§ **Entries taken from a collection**
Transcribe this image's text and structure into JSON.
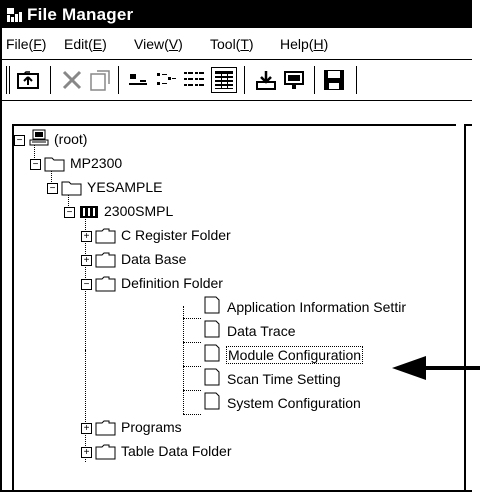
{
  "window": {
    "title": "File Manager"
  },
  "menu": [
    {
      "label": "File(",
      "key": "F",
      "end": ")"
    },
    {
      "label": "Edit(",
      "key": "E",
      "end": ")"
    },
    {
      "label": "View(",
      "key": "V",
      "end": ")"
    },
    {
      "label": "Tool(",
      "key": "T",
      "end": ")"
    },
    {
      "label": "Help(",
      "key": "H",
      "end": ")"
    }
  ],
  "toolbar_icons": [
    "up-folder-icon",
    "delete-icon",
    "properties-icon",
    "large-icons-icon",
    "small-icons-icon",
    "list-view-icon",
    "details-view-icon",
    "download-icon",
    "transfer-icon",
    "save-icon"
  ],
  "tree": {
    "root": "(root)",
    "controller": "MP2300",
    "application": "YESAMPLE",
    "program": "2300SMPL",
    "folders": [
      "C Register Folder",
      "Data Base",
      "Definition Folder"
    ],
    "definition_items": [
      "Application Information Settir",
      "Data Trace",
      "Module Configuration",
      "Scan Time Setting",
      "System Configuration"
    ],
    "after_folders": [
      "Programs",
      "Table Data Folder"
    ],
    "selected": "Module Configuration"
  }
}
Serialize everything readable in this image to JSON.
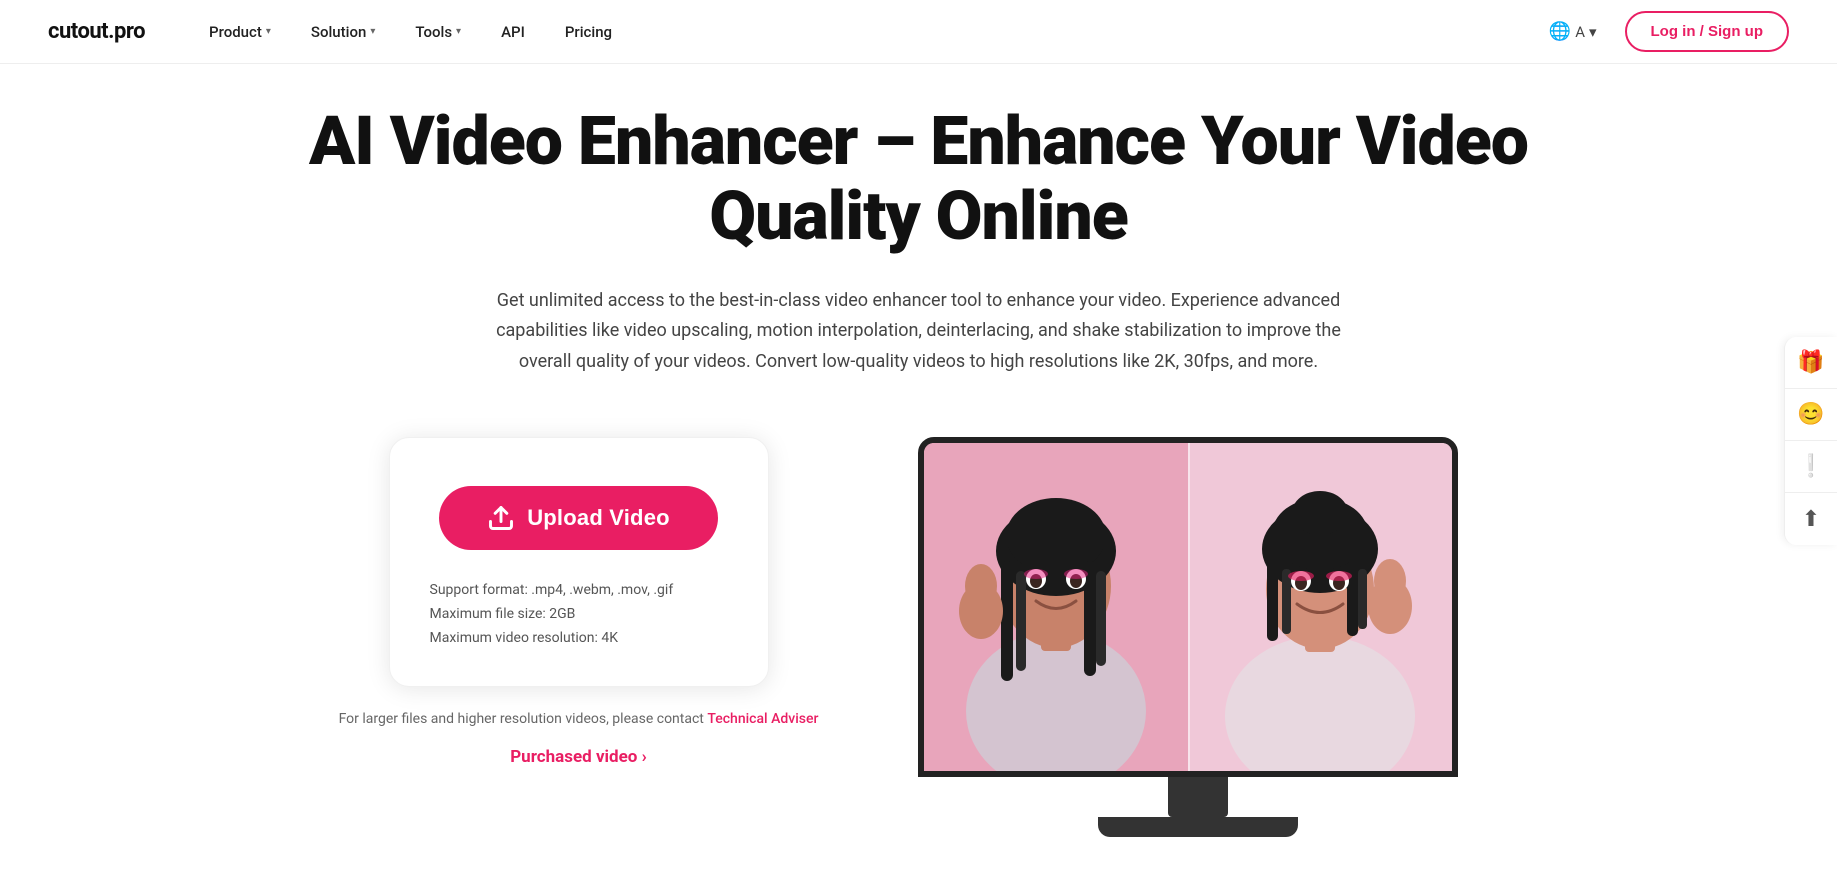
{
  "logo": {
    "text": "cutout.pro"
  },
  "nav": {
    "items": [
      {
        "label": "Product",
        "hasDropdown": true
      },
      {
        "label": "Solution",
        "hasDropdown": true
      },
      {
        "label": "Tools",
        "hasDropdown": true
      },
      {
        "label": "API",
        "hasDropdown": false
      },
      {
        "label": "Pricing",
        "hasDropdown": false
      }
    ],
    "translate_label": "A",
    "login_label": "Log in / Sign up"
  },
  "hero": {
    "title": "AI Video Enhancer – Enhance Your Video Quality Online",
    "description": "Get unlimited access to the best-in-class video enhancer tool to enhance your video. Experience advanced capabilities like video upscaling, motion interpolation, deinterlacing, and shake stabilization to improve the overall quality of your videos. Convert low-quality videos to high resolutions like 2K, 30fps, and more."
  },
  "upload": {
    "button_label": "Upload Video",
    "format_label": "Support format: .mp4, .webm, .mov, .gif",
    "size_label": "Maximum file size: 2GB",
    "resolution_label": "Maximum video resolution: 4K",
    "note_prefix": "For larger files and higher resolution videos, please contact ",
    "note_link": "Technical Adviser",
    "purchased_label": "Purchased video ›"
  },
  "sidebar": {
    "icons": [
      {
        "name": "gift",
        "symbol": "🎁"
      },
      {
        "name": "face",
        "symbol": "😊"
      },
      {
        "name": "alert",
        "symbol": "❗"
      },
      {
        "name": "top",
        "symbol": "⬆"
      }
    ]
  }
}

§ **What is asked**
Copy out the listing exactly as it stands, but not the pictures.

§ **Result for this task**
Transcribe this image's text and structure into JSON.
{
  "window": {
    "title": "File Manager"
  },
  "menu": [
    {
      "label": "File(",
      "key": "F",
      "end": ")"
    },
    {
      "label": "Edit(",
      "key": "E",
      "end": ")"
    },
    {
      "label": "View(",
      "key": "V",
      "end": ")"
    },
    {
      "label": "Tool(",
      "key": "T",
      "end": ")"
    },
    {
      "label": "Help(",
      "key": "H",
      "end": ")"
    }
  ],
  "toolbar_icons": [
    "up-folder-icon",
    "delete-icon",
    "properties-icon",
    "large-icons-icon",
    "small-icons-icon",
    "list-view-icon",
    "details-view-icon",
    "download-icon",
    "transfer-icon",
    "save-icon"
  ],
  "tree": {
    "root": "(root)",
    "controller": "MP2300",
    "application": "YESAMPLE",
    "program": "2300SMPL",
    "folders": [
      "C Register Folder",
      "Data Base",
      "Definition Folder"
    ],
    "definition_items": [
      "Application Information Settir",
      "Data Trace",
      "Module Configuration",
      "Scan Time Setting",
      "System Configuration"
    ],
    "after_folders": [
      "Programs",
      "Table Data Folder"
    ],
    "selected": "Module Configuration"
  }
}
Serialize everything readable in this image to JSON.
{
  "logo": {
    "text": "cutout.pro"
  },
  "nav": {
    "items": [
      {
        "label": "Product",
        "hasDropdown": true
      },
      {
        "label": "Solution",
        "hasDropdown": true
      },
      {
        "label": "Tools",
        "hasDropdown": true
      },
      {
        "label": "API",
        "hasDropdown": false
      },
      {
        "label": "Pricing",
        "hasDropdown": false
      }
    ],
    "translate_label": "A",
    "login_label": "Log in / Sign up"
  },
  "hero": {
    "title": "AI Video Enhancer – Enhance Your Video Quality Online",
    "description": "Get unlimited access to the best-in-class video enhancer tool to enhance your video. Experience advanced capabilities like video upscaling, motion interpolation, deinterlacing, and shake stabilization to improve the overall quality of your videos. Convert low-quality videos to high resolutions like 2K, 30fps, and more."
  },
  "upload": {
    "button_label": "Upload Video",
    "format_label": "Support format: .mp4, .webm, .mov, .gif",
    "size_label": "Maximum file size: 2GB",
    "resolution_label": "Maximum video resolution: 4K",
    "note_prefix": "For larger files and higher resolution videos, please contact ",
    "note_link": "Technical Adviser",
    "purchased_label": "Purchased video ›"
  },
  "sidebar": {
    "icons": [
      {
        "name": "gift",
        "symbol": "🎁"
      },
      {
        "name": "face",
        "symbol": "😊"
      },
      {
        "name": "alert",
        "symbol": "❗"
      },
      {
        "name": "top",
        "symbol": "⬆"
      }
    ]
  }
}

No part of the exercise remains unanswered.